▸ **Material provided**:
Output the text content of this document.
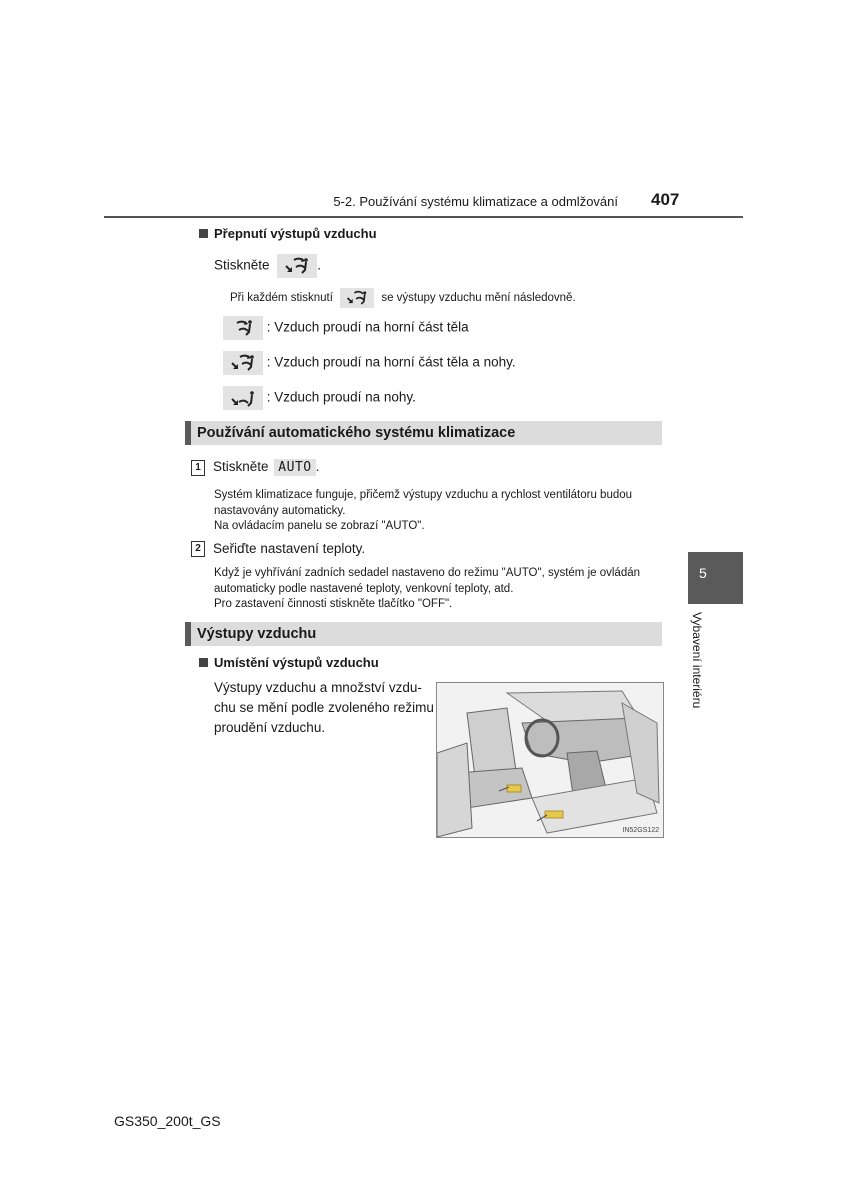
5-2. Používání systému klimatizace a odmlžování 407
Přepnutí výstupů vzduchu
Stiskněte	.
Při každém stisknutí	se výstupy vzduchu mění následovně.
: Vzduch proudí na horní část těla
: Vzduch proudí na horní část těla a nohy.
: Vzduch proudí na nohy.
Používání automatického systému klimatizace
1 Stiskněte AUTO .
Systém klimatizace funguje, přičemž výstupy vzduchu a rychlost ventilátoru budou
nastavovány automaticky.
Na ovládacím panelu se zobrazí "AUTO".
2 Seřiďte nastavení teploty.
Když je vyhřívání zadních sedadel nastaveno do režimu "AUTO", systém je ovládán
automaticky podle nastavené teploty, venkovní teploty, atd.
Pro zastavení činnosti stiskněte tlačítko "OFF".
Výstupy vzduchu
Umístění výstupů vzduchu
Výstupy vzduchu a množství vzdu-
chu se mění podle zvoleného režimu
proudění vzduchu.
IN52GS122
5
Vybavení interiéru
GS350_200t_GS
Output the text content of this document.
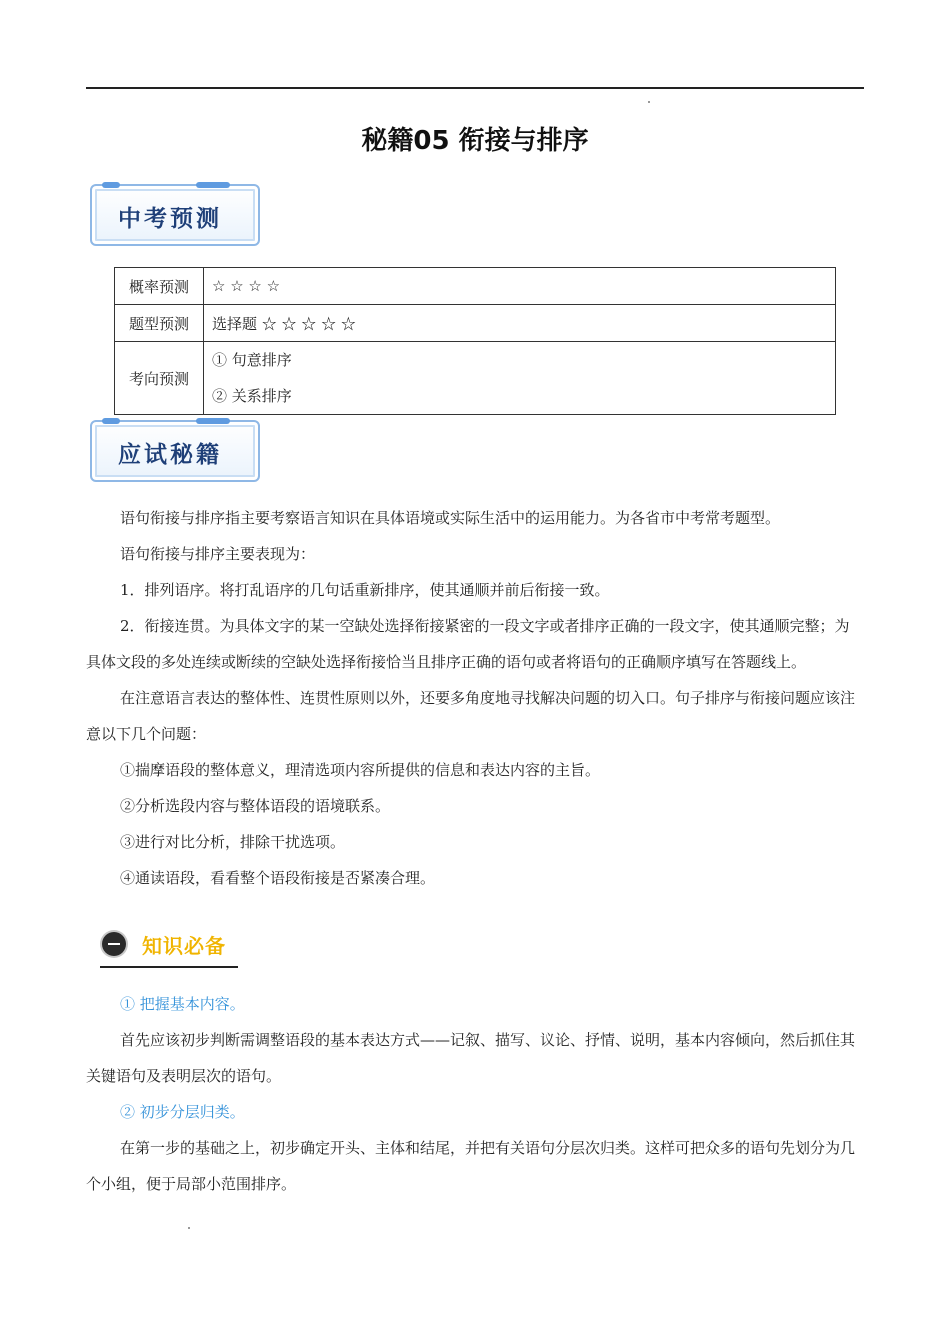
秘籍05 衔接与排序
中考预测
概率预测	☆ ☆ ☆ ☆
题型预测	选择题 ☆ ☆ ☆ ☆ ☆
考向预测	① 句意排序
② 关系排序
应试秘籍

语句衔接与排序指主要考察语言知识在具体语境或实际生活中的运用能力。为各省市中考常考题型。

语句衔接与排序主要表现为：

1．排列语序。将打乱语序的几句话重新排序，使其通顺并前后衔接一致。

2．衔接连贯。为具体文字的某一空缺处选择衔接紧密的一段文字或者排序正确的一段文字，使其通顺完整；为具体文段的多处连续或断续的空缺处选择衔接恰当且排序正确的语句或者将语句的正确顺序填写在答题线上。

在注意语言表达的整体性、连贯性原则以外，还要多角度地寻找解决问题的切入口。句子排序与衔接问题应该注意以下几个问题：

①揣摩语段的整体意义，理清选项内容所提供的信息和表达内容的主旨。

②分析选段内容与整体语段的语境联系。

③进行对比分析，排除干扰选项。

④通读语段，看看整个语段衔接是否紧凑合理。

知识必备

① 把握基本内容。

首先应该初步判断需调整语段的基本表达方式——记叙、描写、议论、抒情、说明，基本内容倾向，然后抓住其关键语句及表明层次的语句。

② 初步分层归类。

在第一步的基础之上，初步确定开头、主体和结尾，并把有关语句分层次归类。这样可把众多的语句先划分为几个小组，便于局部小范围排序。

▸ **What this task involves**:
Output the lines above in full and exactly as given, omitting any pictures.

▸ **Result below**:
Output the text content of this document.
5-2. Používání systému klimatizace a odmlžování 407
Přepnutí výstupů vzduchu
Stiskněte	.
Při každém stisknutí	se výstupy vzduchu mění následovně.
: Vzduch proudí na horní část těla
: Vzduch proudí na horní část těla a nohy.
: Vzduch proudí na nohy.
Používání automatického systému klimatizace
1 Stiskněte AUTO .
Systém klimatizace funguje, přičemž výstupy vzduchu a rychlost ventilátoru budou
nastavovány automaticky.
Na ovládacím panelu se zobrazí "AUTO".
2 Seřiďte nastavení teploty.
Když je vyhřívání zadních sedadel nastaveno do režimu "AUTO", systém je ovládán
automaticky podle nastavené teploty, venkovní teploty, atd.
Pro zastavení činnosti stiskněte tlačítko "OFF".
Výstupy vzduchu
Umístění výstupů vzduchu
Výstupy vzduchu a množství vzdu-
chu se mění podle zvoleného režimu
proudění vzduchu.
IN52GS122
5
Vybavení interiéru
GS350_200t_GS
Output the text content of this document.
秘籍05 衔接与排序
中考预测
概率预测	☆ ☆ ☆ ☆
题型预测	选择题 ☆ ☆ ☆ ☆ ☆
考向预测	① 句意排序
② 关系排序
应试秘籍

语句衔接与排序指主要考察语言知识在具体语境或实际生活中的运用能力。为各省市中考常考题型。

语句衔接与排序主要表现为：

1．排列语序。将打乱语序的几句话重新排序，使其通顺并前后衔接一致。

2．衔接连贯。为具体文字的某一空缺处选择衔接紧密的一段文字或者排序正确的一段文字，使其通顺完整；为具体文段的多处连续或断续的空缺处选择衔接恰当且排序正确的语句或者将语句的正确顺序填写在答题线上。

在注意语言表达的整体性、连贯性原则以外，还要多角度地寻找解决问题的切入口。句子排序与衔接问题应该注意以下几个问题：

①揣摩语段的整体意义，理清选项内容所提供的信息和表达内容的主旨。

②分析选段内容与整体语段的语境联系。

③进行对比分析，排除干扰选项。

④通读语段，看看整个语段衔接是否紧凑合理。

知识必备

① 把握基本内容。

首先应该初步判断需调整语段的基本表达方式——记叙、描写、议论、抒情、说明，基本内容倾向，然后抓住其关键语句及表明层次的语句。

② 初步分层归类。

在第一步的基础之上，初步确定开头、主体和结尾，并把有关语句分层次归类。这样可把众多的语句先划分为几个小组，便于局部小范围排序。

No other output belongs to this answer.